##### ENTRIES #####
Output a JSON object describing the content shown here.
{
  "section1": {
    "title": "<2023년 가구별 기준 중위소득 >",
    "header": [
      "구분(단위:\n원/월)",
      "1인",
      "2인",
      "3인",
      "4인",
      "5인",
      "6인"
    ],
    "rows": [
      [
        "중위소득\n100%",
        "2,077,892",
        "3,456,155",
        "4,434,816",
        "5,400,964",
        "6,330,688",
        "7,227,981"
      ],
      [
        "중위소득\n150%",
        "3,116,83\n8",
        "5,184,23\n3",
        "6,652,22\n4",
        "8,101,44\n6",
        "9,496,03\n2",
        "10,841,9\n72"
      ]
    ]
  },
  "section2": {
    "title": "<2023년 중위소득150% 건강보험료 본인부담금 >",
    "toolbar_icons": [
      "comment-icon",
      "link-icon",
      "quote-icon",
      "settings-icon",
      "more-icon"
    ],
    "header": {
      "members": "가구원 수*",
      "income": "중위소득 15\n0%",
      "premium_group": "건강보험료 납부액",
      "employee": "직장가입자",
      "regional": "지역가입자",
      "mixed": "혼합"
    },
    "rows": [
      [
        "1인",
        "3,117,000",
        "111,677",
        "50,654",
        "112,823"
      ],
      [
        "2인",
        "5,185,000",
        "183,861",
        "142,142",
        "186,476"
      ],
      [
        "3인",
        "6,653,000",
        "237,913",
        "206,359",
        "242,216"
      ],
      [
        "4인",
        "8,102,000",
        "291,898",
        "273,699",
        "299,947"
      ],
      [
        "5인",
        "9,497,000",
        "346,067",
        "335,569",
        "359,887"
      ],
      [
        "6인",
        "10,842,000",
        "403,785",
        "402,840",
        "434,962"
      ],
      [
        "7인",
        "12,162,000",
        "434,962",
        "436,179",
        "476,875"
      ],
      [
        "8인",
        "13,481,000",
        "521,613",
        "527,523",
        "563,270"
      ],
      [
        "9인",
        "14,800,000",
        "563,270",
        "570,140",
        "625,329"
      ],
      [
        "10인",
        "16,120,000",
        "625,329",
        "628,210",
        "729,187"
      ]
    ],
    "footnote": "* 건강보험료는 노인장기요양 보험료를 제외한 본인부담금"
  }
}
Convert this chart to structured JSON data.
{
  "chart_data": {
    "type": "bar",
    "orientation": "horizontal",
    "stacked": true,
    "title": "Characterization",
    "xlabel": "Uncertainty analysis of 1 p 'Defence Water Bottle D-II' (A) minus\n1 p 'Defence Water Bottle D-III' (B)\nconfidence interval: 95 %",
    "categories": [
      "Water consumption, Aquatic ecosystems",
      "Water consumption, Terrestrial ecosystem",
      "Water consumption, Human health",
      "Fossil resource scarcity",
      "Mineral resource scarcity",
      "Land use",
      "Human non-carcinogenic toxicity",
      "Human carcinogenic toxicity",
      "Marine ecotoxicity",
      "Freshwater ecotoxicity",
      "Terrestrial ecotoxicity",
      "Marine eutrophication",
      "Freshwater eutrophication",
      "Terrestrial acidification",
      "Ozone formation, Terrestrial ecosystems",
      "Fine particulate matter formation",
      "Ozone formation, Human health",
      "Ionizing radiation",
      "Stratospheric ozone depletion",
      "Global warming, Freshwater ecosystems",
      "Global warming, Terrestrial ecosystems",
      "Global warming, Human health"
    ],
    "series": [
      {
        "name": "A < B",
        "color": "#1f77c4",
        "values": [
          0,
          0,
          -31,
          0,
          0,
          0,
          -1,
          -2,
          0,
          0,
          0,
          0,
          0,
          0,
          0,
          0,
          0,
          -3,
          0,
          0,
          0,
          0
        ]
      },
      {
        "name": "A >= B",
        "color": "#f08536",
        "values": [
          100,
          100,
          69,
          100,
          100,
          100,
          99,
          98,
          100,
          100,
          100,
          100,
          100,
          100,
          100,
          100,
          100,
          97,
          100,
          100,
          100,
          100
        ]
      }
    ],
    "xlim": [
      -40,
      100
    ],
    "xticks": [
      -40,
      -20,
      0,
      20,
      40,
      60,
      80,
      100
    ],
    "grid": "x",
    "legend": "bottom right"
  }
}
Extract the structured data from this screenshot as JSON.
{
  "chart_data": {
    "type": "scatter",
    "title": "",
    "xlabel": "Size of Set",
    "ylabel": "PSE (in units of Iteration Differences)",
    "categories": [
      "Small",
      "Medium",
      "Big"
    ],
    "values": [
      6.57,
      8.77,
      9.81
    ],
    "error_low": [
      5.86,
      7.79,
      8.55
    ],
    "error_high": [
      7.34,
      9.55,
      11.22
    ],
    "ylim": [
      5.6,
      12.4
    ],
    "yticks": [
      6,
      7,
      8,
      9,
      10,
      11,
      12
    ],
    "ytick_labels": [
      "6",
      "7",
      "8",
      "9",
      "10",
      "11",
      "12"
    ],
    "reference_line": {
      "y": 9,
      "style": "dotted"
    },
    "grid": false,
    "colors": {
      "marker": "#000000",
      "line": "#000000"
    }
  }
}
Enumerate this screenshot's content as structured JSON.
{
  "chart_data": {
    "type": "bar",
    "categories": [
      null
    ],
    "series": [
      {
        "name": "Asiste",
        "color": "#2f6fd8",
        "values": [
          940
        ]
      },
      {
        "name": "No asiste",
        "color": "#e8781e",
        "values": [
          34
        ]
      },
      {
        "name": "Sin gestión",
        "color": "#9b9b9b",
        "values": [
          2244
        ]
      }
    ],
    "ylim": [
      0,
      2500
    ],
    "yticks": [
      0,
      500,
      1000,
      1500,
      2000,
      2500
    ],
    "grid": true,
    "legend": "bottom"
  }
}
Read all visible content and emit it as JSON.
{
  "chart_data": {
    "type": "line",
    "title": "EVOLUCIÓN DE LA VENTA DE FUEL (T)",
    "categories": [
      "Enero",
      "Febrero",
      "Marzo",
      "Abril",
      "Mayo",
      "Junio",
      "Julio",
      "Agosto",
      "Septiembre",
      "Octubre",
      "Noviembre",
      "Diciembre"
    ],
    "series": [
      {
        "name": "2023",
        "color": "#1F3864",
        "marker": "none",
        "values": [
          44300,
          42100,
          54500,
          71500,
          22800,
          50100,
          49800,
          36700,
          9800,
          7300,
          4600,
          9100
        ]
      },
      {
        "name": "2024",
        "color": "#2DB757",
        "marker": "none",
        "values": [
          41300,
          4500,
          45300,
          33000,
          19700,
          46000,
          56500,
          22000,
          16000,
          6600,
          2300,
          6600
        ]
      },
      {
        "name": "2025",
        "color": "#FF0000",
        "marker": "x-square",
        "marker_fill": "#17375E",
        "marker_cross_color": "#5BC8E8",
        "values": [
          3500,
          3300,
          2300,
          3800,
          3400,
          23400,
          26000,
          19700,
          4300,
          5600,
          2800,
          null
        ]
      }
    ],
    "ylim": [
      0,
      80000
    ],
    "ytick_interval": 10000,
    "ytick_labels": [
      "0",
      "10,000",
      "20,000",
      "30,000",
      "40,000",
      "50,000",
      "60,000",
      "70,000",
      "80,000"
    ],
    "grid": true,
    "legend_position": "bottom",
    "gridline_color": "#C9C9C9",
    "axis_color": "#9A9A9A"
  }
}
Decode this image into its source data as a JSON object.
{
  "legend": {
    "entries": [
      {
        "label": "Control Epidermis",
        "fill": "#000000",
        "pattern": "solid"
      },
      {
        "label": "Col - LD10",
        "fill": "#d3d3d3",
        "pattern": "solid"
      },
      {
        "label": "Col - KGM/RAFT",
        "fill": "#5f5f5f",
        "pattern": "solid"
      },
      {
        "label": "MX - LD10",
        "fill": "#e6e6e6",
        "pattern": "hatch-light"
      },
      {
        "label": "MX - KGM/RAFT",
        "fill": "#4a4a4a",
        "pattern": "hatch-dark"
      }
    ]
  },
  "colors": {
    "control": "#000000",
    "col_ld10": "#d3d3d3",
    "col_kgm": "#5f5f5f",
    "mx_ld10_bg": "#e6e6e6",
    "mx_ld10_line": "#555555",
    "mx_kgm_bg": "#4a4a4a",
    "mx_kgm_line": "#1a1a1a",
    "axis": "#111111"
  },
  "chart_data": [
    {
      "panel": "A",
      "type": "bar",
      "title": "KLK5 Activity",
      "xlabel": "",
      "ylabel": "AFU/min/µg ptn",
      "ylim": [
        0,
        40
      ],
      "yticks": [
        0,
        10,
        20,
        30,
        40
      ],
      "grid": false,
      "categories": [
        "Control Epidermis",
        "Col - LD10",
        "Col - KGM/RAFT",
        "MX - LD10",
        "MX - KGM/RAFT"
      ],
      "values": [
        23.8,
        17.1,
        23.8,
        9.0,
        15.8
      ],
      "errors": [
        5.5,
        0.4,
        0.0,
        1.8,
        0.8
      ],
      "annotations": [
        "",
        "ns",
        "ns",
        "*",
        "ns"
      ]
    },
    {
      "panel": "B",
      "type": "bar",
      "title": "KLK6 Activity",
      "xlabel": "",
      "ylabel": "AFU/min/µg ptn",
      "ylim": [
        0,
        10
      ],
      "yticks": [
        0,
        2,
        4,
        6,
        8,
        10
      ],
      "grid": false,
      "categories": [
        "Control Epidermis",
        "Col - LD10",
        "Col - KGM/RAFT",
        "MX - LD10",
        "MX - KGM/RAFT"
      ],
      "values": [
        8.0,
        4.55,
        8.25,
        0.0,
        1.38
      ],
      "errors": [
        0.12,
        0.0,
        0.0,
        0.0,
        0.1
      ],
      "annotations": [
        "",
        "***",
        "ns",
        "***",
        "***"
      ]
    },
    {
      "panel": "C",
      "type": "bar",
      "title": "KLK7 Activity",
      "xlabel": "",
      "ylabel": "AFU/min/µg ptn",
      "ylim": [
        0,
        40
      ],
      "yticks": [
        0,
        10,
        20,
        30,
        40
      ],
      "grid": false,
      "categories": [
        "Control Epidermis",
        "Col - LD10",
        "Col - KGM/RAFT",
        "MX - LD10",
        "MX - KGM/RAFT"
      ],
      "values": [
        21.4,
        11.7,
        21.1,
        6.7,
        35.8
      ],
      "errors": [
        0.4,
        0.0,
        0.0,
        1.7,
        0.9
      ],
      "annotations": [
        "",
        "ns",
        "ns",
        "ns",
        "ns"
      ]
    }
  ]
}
#####
_EXERCISE OBJECTIVE_
Filter the listing for the word "content" and copy every line that holds it.

_TASK RESPONSE_
Output a JSON object describing the content shown here.
Enumerate this screenshot's content as structured JSON.
Read all visible content and emit it as JSON.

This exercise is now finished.